--- BEGIN Entries ---

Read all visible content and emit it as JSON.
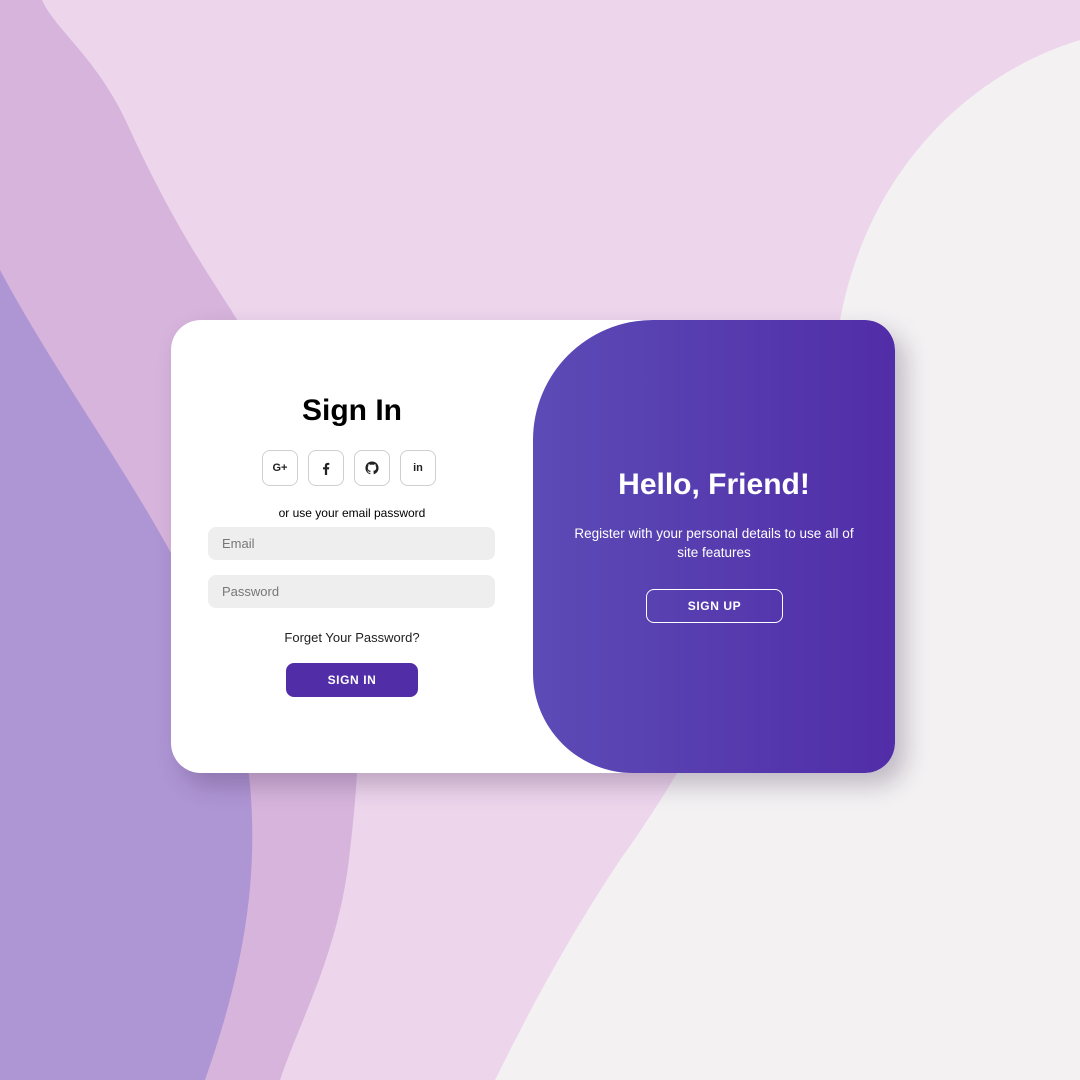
{
  "colors": {
    "accent": "#512da8",
    "gradient_start": "#5c4bb6",
    "gradient_end": "#512da8",
    "input_bg": "#eeeeee",
    "page_bg_light": "#f3f1f2",
    "page_bg_pink": "#edd5ec",
    "page_bg_mauve": "#d6b4dc",
    "page_bg_purple": "#ae95d4"
  },
  "signin": {
    "title": "Sign In",
    "social": [
      {
        "icon": "google-plus-icon",
        "glyph": "G+"
      },
      {
        "icon": "facebook-icon",
        "glyph": "f"
      },
      {
        "icon": "github-icon",
        "glyph": "github"
      },
      {
        "icon": "linkedin-icon",
        "glyph": "in"
      }
    ],
    "alt_text": "or use your email password",
    "email_placeholder": "Email",
    "password_placeholder": "Password",
    "forgot_label": "Forget Your Password?",
    "button_label": "SIGN IN"
  },
  "toggle": {
    "title": "Hello, Friend!",
    "text": "Register with your personal details to use all of site features",
    "button_label": "SIGN UP"
  }
}
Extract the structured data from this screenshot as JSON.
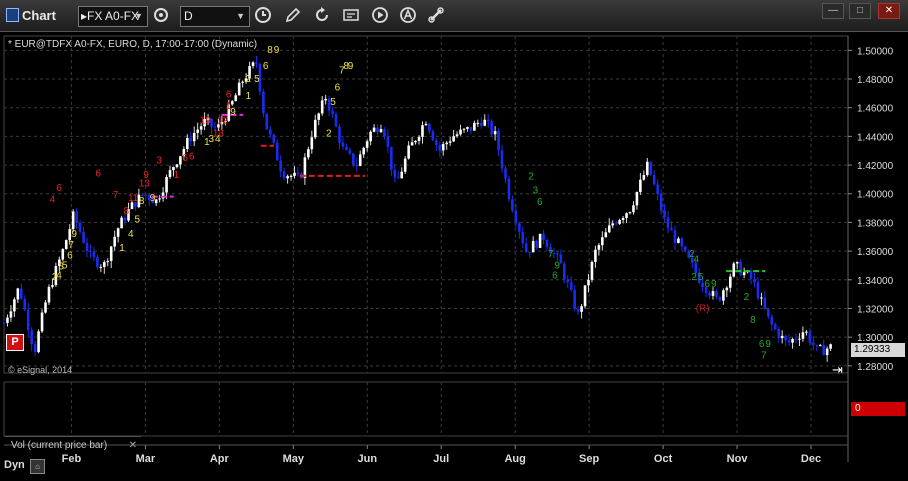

--- END Entries ---

# Stated task:
Please write out all of the material above without changing a word, and omit any pictures.

# Task result:
Read all visible content and emit it as JSON.
{
  "colors": {
    "accent": "#512da8",
    "gradient_start": "#5c4bb6",
    "gradient_end": "#512da8",
    "input_bg": "#eeeeee",
    "page_bg_light": "#f3f1f2",
    "page_bg_pink": "#edd5ec",
    "page_bg_mauve": "#d6b4dc",
    "page_bg_purple": "#ae95d4"
  },
  "signin": {
    "title": "Sign In",
    "social": [
      {
        "icon": "google-plus-icon",
        "glyph": "G+"
      },
      {
        "icon": "facebook-icon",
        "glyph": "f"
      },
      {
        "icon": "github-icon",
        "glyph": "github"
      },
      {
        "icon": "linkedin-icon",
        "glyph": "in"
      }
    ],
    "alt_text": "or use your email password",
    "email_placeholder": "Email",
    "password_placeholder": "Password",
    "forgot_label": "Forget Your Password?",
    "button_label": "SIGN IN"
  },
  "toggle": {
    "title": "Hello, Friend!",
    "text": "Register with your personal details to use all of site features",
    "button_label": "SIGN UP"
  }
}
Extract the structured data from this screenshot as JSON.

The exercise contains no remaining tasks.